**Aim:**
Retype the records that come next, word for word.

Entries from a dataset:
++++++++++++++++++++
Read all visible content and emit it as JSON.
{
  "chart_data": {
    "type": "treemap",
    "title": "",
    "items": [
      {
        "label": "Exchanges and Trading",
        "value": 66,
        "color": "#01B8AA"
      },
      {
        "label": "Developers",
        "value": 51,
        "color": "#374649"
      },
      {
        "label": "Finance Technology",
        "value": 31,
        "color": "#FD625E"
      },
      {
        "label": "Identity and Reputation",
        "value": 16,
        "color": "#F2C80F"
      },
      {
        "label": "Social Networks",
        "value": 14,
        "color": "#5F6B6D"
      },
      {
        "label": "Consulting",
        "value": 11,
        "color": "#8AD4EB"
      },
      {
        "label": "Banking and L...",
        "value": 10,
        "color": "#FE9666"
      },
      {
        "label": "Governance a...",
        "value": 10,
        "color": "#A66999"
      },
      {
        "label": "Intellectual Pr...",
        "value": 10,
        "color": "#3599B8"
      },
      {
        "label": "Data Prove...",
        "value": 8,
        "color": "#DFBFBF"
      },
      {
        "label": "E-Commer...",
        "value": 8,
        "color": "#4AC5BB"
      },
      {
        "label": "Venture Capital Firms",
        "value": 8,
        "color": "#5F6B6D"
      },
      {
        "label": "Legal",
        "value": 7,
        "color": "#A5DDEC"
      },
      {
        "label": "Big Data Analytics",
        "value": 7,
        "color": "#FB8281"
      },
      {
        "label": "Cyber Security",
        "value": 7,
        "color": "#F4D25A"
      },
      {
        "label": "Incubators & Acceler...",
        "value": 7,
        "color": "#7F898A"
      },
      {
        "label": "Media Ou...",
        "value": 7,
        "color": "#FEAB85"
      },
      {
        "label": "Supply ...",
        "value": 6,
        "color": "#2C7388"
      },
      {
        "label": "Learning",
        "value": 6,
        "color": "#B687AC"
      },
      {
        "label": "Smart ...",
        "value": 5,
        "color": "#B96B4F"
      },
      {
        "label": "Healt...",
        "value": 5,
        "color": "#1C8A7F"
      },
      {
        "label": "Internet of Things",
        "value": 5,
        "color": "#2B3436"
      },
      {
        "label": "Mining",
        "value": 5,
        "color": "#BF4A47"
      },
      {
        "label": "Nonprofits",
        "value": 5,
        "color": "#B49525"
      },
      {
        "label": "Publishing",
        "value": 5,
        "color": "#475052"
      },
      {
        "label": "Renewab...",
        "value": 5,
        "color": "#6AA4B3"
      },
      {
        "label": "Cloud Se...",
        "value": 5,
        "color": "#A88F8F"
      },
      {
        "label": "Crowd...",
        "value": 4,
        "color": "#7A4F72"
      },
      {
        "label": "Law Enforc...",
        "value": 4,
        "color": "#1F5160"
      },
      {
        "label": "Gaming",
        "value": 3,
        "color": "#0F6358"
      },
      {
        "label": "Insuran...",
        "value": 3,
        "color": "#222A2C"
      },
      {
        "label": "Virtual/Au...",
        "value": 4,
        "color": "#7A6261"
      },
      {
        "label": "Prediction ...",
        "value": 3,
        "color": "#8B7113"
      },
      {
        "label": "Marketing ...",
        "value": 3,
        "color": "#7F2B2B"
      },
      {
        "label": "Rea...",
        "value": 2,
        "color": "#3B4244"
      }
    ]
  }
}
++++++++++++++++++++
**Result:**
Read all visible content and emit it as JSON.
{
  "chart_data": {
    "type": "treemap",
    "title": "",
    "items": [
      {
        "label": "Exchanges and Trading",
        "value": 66,
        "color": "#01B8AA"
      },
      {
        "label": "Developers",
        "value": 51,
        "color": "#374649"
      },
      {
        "label": "Finance Technology",
        "value": 31,
        "color": "#FD625E"
      },
      {
        "label": "Identity and Reputation",
        "value": 16,
        "color": "#F2C80F"
      },
      {
        "label": "Social Networks",
        "value": 14,
        "color": "#5F6B6D"
      },
      {
        "label": "Consulting",
        "value": 11,
        "color": "#8AD4EB"
      },
      {
        "label": "Banking and L...",
        "value": 10,
        "color": "#FE9666"
      },
      {
        "label": "Governance a...",
        "value": 10,
        "color": "#A66999"
      },
      {
        "label": "Intellectual Pr...",
        "value": 10,
        "color": "#3599B8"
      },
      {
        "label": "Data Prove...",
        "value": 8,
        "color": "#DFBFBF"
      },
      {
        "label": "E-Commer...",
        "value": 8,
        "color": "#4AC5BB"
      },
      {
        "label": "Venture Capital Firms",
        "value": 8,
        "color": "#5F6B6D"
      },
      {
        "label": "Legal",
        "value": 7,
        "color": "#A5DDEC"
      },
      {
        "label": "Big Data Analytics",
        "value": 7,
        "color": "#FB8281"
      },
      {
        "label": "Cyber Security",
        "value": 7,
        "color": "#F4D25A"
      },
      {
        "label": "Incubators & Acceler...",
        "value": 7,
        "color": "#7F898A"
      },
      {
        "label": "Media Ou...",
        "value": 7,
        "color": "#FEAB85"
      },
      {
        "label": "Supply ...",
        "value": 6,
        "color": "#2C7388"
      },
      {
        "label": "Learning",
        "value": 6,
        "color": "#B687AC"
      },
      {
        "label": "Smart ...",
        "value": 5,
        "color": "#B96B4F"
      },
      {
        "label": "Healt...",
        "value": 5,
        "color": "#1C8A7F"
      },
      {
        "label": "Internet of Things",
        "value": 5,
        "color": "#2B3436"
      },
      {
        "label": "Mining",
        "value": 5,
        "color": "#BF4A47"
      },
      {
        "label": "Nonprofits",
        "value": 5,
        "color": "#B49525"
      },
      {
        "label": "Publishing",
        "value": 5,
        "color": "#475052"
      },
      {
        "label": "Renewab...",
        "value": 5,
        "color": "#6AA4B3"
      },
      {
        "label": "Cloud Se...",
        "value": 5,
        "color": "#A88F8F"
      },
      {
        "label": "Crowd...",
        "value": 4,
        "color": "#7A4F72"
      },
      {
        "label": "Law Enforc...",
        "value": 4,
        "color": "#1F5160"
      },
      {
        "label": "Gaming",
        "value": 3,
        "color": "#0F6358"
      },
      {
        "label": "Insuran...",
        "value": 3,
        "color": "#222A2C"
      },
      {
        "label": "Virtual/Au...",
        "value": 4,
        "color": "#7A6261"
      },
      {
        "label": "Prediction ...",
        "value": 3,
        "color": "#8B7113"
      },
      {
        "label": "Marketing ...",
        "value": 3,
        "color": "#7F2B2B"
      },
      {
        "label": "Rea...",
        "value": 2,
        "color": "#3B4244"
      }
    ]
  }
}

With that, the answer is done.